Task prompt: Every line that contains the word "وكان" should be copied out.

Dataset entries
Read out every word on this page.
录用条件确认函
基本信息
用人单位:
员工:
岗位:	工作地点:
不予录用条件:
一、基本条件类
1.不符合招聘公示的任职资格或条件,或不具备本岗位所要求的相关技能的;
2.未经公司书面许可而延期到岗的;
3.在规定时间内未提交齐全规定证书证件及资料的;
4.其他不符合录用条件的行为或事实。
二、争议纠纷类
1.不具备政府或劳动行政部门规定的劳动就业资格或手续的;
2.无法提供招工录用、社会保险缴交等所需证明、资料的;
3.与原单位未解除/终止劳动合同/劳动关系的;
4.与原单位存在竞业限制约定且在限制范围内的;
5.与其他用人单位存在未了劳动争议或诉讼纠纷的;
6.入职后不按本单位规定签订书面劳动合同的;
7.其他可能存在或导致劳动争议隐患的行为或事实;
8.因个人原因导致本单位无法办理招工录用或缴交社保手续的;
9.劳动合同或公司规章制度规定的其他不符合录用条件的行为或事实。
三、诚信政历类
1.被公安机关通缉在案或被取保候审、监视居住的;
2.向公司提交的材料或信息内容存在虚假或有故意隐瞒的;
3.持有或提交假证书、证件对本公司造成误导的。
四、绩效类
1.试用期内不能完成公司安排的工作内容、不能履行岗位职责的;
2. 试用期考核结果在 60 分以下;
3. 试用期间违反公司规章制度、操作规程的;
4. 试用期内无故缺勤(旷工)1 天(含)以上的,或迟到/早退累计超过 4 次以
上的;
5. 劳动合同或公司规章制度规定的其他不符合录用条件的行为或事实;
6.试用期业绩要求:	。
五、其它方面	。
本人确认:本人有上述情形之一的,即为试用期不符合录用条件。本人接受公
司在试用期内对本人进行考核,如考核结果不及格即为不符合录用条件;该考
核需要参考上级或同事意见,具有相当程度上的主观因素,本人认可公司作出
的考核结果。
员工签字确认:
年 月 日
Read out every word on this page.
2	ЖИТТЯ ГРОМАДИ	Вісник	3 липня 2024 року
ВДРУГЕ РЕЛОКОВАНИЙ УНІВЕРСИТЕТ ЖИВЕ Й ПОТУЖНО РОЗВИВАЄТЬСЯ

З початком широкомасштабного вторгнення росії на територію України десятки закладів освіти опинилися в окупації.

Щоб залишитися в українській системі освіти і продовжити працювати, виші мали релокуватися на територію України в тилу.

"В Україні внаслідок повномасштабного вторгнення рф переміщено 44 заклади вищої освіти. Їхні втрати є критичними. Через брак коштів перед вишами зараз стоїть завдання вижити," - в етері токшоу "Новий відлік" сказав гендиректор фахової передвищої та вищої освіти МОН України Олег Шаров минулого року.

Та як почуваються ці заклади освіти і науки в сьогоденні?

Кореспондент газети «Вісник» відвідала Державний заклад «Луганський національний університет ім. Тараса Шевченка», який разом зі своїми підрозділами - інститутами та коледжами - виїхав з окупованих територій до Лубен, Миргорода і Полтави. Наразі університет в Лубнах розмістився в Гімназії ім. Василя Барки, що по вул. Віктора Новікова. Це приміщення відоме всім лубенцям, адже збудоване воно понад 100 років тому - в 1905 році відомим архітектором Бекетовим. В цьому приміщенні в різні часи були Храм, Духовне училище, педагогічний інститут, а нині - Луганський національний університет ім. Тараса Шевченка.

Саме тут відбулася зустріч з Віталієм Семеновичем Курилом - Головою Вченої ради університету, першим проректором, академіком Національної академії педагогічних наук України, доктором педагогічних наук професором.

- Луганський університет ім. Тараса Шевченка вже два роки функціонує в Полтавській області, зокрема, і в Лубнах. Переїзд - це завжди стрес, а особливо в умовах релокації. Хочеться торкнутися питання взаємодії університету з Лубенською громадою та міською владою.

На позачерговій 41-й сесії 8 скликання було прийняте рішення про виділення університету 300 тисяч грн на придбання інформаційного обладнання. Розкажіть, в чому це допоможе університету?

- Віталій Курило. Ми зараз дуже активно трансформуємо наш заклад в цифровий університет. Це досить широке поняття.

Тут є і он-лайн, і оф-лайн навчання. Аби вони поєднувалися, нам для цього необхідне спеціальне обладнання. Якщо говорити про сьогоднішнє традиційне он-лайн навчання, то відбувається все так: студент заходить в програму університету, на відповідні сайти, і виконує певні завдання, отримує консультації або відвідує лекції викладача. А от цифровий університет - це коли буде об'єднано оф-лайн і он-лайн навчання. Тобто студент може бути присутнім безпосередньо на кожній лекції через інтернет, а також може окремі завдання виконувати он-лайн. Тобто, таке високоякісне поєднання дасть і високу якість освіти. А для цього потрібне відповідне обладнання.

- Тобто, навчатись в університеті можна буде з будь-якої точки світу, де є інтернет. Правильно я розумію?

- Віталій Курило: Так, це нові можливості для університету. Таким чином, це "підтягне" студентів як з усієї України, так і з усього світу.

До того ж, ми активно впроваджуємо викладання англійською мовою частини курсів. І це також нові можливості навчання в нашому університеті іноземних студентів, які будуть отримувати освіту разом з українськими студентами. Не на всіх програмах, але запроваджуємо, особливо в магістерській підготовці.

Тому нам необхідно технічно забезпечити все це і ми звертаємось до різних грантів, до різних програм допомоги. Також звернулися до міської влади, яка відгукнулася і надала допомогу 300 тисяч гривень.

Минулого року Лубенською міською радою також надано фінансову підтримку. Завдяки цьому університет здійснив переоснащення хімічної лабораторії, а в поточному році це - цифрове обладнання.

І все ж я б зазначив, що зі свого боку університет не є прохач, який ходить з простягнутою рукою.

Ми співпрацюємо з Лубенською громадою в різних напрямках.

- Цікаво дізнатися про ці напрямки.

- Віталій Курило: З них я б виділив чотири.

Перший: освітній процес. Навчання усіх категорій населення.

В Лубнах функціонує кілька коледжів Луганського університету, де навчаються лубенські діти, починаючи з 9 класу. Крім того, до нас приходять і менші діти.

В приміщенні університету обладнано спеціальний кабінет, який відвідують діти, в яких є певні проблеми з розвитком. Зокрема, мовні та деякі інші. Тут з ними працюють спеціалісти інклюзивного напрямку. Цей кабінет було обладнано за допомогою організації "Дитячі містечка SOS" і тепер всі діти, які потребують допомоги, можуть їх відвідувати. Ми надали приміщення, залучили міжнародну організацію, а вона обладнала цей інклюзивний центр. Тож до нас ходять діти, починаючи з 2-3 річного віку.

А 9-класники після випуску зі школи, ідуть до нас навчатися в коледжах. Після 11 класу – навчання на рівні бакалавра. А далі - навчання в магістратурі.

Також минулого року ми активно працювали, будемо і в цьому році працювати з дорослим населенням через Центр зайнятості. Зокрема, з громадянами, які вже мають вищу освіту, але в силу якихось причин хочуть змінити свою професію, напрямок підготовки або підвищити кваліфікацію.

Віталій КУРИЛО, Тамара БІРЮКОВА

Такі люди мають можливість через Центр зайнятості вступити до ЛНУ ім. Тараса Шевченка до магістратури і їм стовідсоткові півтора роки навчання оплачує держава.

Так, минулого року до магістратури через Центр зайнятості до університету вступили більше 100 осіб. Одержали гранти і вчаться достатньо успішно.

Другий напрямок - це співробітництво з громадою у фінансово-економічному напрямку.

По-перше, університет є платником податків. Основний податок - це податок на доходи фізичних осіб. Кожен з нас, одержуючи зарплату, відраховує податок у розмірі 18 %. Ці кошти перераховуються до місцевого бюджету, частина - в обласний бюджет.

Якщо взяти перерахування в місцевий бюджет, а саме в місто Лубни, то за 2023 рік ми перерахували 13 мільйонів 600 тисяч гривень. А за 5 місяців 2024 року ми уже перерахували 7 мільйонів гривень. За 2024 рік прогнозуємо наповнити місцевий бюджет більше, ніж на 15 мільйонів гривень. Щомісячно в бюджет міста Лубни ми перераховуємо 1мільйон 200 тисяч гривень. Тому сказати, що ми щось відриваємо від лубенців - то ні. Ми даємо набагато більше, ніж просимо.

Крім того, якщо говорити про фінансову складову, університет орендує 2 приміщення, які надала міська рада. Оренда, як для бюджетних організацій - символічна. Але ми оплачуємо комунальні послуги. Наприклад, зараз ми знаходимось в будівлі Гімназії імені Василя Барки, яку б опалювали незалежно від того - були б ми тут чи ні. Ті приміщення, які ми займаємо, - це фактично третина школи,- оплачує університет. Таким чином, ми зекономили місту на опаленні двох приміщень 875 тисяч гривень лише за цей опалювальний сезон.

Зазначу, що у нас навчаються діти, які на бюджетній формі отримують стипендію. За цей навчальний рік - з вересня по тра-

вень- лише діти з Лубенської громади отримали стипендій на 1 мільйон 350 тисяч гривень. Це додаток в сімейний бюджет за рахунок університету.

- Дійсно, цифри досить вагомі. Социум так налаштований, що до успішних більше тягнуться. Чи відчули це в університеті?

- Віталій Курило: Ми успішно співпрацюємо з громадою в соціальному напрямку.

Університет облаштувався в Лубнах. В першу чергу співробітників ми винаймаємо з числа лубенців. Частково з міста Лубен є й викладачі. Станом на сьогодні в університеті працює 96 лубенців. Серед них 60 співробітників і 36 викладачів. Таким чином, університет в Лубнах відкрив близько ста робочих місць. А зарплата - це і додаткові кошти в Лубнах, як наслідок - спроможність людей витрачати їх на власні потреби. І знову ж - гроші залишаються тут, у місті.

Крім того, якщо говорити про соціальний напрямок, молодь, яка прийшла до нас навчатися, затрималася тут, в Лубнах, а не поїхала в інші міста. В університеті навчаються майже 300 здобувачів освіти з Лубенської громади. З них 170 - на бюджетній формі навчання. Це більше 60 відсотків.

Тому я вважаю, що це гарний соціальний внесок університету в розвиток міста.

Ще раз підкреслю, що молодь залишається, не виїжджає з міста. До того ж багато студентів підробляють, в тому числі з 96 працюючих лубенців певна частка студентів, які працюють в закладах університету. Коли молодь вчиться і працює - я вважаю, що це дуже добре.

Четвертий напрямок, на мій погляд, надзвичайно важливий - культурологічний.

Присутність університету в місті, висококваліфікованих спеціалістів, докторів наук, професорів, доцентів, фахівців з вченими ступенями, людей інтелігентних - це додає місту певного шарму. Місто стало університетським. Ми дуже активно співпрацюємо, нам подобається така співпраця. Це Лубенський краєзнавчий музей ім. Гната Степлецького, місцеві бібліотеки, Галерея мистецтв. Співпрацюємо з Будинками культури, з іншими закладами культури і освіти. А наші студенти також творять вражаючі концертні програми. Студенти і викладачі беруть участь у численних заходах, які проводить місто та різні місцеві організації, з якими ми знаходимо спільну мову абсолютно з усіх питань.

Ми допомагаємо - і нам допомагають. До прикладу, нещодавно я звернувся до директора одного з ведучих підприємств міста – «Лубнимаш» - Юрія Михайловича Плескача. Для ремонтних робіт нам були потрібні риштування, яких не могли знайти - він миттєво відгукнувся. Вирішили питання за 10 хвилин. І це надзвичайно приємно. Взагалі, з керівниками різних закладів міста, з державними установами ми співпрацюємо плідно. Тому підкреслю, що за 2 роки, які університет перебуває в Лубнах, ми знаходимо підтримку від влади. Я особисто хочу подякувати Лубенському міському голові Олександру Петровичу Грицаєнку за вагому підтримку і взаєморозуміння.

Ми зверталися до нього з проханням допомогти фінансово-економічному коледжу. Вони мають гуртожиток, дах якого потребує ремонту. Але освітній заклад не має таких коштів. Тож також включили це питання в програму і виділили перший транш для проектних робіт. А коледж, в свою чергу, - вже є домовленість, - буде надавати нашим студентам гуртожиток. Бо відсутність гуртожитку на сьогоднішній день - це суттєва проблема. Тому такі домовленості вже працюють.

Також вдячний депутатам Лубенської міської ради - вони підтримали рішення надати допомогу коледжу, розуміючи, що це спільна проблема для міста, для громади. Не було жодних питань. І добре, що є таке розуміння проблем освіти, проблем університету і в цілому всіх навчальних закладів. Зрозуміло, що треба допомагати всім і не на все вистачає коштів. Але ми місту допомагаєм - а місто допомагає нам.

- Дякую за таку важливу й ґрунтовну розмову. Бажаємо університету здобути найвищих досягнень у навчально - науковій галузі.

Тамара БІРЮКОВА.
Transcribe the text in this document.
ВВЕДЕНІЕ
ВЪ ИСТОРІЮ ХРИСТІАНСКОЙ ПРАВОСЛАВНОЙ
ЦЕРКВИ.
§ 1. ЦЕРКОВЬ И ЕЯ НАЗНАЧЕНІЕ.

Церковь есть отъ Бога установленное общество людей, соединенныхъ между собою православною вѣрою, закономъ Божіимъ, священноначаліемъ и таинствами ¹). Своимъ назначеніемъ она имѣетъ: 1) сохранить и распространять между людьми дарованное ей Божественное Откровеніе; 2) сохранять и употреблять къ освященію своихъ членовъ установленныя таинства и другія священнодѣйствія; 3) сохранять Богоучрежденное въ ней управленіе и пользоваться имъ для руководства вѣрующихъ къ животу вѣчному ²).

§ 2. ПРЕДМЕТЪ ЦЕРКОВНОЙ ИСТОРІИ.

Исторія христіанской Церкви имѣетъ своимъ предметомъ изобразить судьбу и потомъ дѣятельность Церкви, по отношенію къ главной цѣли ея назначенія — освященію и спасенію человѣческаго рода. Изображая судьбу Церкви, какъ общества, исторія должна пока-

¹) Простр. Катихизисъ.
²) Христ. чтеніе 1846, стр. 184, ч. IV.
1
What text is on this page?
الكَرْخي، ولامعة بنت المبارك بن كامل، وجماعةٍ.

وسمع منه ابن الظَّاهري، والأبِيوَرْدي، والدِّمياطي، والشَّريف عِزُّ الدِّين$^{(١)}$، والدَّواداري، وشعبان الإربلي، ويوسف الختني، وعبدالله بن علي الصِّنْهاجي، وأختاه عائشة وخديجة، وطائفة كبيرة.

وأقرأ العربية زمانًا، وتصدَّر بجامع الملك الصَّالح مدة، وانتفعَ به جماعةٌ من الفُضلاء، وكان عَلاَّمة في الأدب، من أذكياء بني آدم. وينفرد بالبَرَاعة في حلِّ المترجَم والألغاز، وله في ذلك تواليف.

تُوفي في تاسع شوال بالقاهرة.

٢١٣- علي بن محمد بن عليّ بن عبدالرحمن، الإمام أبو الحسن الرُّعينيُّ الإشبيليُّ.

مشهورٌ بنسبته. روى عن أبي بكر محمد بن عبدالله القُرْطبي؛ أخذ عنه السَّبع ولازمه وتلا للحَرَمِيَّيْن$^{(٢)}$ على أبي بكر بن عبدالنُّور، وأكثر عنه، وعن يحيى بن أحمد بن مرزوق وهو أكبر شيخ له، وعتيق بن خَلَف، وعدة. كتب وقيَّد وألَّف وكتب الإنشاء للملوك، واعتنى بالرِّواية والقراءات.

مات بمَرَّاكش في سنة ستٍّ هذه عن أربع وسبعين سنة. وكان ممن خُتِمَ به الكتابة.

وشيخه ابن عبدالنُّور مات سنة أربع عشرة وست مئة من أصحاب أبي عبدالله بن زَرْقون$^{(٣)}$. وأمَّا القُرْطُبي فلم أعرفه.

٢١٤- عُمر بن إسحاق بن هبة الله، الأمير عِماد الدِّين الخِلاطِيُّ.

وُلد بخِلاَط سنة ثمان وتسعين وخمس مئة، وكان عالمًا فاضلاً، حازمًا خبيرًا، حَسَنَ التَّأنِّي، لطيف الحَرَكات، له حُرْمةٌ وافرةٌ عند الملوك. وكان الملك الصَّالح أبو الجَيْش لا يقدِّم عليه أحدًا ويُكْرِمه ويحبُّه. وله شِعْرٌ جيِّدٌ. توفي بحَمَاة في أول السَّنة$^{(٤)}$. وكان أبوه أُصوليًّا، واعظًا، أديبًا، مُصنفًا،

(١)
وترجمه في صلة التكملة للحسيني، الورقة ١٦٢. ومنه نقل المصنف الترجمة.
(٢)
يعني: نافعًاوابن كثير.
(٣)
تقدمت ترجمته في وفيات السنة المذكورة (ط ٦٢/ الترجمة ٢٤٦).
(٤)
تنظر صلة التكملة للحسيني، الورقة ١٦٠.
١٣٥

Task answer:
وأقرأ العربية زمانًا، وتصدَّر بجامع الملك الصَّالح مدة، وانتفعَ به جماعةٌ من الفُضلاء، وكان عَلاَّمة في الأدب، من أذكياء بني آدم. وينفرد بالبَرَاعة في حلِّ المترجَم والألغاز، وله في ذلك تواليف.
مات بمَرَّاكش في سنة ستٍّ هذه عن أربع وسبعين سنة. وكان ممن خُتِمَ به الكتابة.
وُلد بخِلاَط سنة ثمان وتسعين وخمس مئة، وكان عالمًا فاضلاً، حازمًا خبيرًا، حَسَنَ التَّأنِّي، لطيف الحَرَكات، له حُرْمةٌ وافرةٌ عند الملوك. وكان الملك الصَّالح أبو الجَيْش لا يقدِّم عليه أحدًا ويُكْرِمه ويحبُّه. وله شِعْرٌ جيِّدٌ. توفي بحَمَاة في أول السَّنة$^{(٤)}$. وكان أبوه أُصوليًّا، واعظًا، أديبًا، مُصنفًا،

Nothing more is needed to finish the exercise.